**Task requirements**
Filter the records below down to lines containing "Number".

**Input for this task**

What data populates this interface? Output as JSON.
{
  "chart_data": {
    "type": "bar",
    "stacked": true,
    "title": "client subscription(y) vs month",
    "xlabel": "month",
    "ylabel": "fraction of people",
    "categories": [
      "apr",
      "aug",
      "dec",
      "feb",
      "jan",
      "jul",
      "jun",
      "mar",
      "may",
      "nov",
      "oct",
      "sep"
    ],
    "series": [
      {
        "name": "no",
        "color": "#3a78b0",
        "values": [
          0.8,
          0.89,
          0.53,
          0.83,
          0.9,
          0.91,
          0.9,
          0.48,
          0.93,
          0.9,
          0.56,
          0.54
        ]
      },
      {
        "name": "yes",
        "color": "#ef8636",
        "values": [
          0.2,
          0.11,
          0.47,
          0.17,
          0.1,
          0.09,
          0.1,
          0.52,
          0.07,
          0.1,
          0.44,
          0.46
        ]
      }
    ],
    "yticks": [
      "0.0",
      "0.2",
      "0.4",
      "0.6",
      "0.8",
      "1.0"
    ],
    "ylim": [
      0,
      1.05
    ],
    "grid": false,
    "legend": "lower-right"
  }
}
==
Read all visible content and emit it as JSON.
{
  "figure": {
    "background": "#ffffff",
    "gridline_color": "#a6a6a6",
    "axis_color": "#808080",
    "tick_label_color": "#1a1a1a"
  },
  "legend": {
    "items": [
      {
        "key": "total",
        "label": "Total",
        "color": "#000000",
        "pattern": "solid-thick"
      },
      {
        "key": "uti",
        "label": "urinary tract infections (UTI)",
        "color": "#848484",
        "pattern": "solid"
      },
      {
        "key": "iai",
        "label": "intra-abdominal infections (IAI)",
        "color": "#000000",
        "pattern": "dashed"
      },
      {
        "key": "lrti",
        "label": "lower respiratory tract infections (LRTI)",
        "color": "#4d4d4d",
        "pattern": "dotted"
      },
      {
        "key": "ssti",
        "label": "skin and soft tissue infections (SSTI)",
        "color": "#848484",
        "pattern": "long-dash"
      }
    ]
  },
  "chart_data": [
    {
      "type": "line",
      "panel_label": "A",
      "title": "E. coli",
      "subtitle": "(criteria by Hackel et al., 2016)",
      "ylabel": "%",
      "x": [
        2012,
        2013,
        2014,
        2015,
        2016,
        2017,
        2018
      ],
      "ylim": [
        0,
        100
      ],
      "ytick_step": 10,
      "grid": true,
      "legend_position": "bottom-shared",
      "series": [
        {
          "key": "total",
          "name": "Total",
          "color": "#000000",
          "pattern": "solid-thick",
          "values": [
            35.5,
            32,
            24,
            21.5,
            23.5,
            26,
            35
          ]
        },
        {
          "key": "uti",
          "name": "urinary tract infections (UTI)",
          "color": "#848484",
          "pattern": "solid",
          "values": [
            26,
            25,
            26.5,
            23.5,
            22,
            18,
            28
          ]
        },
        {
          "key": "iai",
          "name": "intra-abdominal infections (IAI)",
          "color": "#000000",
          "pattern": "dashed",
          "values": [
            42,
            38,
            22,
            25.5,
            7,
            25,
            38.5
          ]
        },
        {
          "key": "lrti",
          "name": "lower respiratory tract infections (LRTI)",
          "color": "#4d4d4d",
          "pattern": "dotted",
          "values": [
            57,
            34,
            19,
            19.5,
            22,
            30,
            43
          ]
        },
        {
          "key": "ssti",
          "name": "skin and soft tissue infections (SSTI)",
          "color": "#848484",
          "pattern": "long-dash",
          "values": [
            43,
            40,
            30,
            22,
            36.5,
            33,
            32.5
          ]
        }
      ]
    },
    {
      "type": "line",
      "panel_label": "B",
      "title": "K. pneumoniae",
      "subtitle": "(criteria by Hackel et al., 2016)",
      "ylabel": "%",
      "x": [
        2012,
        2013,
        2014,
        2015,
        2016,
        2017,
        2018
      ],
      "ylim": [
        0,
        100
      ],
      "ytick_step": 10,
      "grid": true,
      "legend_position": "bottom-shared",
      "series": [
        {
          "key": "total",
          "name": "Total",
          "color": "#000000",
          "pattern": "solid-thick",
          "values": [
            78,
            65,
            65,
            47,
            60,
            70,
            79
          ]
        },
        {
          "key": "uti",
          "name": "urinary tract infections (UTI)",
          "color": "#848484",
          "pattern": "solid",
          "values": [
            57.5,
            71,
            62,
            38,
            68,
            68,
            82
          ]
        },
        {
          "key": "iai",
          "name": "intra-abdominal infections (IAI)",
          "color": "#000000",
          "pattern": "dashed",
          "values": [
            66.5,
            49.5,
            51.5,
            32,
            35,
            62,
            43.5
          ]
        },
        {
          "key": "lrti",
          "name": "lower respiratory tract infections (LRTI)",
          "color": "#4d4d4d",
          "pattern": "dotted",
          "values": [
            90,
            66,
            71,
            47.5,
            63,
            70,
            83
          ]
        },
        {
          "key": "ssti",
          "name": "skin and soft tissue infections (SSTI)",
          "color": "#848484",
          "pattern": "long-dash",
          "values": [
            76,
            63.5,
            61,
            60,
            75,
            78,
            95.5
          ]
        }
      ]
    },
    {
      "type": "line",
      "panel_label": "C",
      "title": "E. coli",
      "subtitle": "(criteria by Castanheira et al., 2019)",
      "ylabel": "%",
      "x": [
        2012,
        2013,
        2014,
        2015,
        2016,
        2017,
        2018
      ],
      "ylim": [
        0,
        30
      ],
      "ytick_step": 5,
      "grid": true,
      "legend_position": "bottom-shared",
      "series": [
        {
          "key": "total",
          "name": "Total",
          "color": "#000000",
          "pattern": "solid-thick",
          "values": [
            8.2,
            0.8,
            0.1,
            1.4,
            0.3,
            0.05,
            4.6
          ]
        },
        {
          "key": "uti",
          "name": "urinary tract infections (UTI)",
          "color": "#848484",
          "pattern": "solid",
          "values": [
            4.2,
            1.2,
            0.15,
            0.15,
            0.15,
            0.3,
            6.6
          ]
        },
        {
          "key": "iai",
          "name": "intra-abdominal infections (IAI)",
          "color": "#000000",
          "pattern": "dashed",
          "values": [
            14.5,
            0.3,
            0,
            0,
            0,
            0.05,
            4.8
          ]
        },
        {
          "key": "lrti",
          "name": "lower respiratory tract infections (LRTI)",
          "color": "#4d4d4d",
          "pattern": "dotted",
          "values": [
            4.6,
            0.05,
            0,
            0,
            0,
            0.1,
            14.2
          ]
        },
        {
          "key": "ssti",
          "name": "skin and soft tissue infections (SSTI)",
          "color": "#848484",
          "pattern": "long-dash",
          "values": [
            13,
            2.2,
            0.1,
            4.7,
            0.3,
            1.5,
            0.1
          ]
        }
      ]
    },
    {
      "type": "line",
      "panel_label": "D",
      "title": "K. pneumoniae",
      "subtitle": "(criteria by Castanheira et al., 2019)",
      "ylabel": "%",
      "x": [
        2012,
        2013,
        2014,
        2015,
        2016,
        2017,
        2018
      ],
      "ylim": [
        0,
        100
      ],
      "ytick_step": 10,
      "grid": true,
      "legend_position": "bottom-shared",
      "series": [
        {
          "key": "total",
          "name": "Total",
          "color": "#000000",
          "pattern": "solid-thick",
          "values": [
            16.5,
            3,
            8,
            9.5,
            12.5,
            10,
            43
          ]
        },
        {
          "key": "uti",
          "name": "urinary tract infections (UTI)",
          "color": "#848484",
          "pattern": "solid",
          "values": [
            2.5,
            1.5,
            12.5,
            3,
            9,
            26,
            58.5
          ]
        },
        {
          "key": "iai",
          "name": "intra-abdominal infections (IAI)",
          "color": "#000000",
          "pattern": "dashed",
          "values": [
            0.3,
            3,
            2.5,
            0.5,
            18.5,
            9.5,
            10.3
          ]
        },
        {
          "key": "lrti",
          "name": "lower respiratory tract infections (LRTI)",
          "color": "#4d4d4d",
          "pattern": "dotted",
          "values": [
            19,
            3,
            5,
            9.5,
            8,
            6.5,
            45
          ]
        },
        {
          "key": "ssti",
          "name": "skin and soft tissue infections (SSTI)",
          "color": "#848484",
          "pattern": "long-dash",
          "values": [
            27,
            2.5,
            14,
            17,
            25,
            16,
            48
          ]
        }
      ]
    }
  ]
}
...
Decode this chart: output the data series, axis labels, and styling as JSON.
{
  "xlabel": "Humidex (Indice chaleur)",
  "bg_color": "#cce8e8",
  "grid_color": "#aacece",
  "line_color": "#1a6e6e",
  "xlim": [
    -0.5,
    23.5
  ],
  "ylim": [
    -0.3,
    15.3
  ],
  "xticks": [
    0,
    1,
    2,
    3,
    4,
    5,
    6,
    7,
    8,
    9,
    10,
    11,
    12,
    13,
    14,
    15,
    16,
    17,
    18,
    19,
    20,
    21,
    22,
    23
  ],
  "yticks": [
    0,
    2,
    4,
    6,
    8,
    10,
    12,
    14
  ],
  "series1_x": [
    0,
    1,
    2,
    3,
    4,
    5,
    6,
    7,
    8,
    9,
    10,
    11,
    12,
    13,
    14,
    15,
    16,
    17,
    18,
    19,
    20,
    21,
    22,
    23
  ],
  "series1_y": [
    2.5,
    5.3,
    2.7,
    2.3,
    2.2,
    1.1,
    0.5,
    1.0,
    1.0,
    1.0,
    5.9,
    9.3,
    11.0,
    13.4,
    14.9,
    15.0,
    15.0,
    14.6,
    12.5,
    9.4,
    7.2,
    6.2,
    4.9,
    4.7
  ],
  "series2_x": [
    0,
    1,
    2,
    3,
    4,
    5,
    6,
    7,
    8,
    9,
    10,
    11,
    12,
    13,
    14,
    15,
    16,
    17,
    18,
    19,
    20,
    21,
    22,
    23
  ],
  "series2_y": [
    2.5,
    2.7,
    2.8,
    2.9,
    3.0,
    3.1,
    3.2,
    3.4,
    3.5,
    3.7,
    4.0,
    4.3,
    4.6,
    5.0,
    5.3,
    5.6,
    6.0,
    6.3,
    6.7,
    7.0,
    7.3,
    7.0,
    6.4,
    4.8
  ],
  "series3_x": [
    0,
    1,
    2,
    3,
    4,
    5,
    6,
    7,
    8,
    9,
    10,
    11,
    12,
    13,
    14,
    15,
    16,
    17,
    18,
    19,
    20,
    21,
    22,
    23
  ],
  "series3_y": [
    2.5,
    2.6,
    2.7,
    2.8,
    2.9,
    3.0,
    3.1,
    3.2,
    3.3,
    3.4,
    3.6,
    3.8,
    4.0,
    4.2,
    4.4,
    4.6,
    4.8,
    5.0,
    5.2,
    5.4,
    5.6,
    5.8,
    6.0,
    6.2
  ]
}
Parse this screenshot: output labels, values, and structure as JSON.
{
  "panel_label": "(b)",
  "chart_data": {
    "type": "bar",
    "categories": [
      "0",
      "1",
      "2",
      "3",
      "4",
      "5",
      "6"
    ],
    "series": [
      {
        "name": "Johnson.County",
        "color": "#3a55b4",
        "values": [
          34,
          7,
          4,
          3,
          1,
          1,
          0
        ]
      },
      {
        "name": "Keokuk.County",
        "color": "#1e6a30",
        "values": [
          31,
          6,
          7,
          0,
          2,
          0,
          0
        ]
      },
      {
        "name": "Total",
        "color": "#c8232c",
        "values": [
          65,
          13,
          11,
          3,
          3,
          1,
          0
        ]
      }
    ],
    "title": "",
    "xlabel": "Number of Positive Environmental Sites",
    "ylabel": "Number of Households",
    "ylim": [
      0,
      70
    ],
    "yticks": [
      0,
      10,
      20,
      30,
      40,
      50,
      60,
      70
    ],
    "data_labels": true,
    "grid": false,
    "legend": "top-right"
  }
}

**Output**
    "xlabel": "Number of Positive Environmental Sites",
    "ylabel": "Number of Households",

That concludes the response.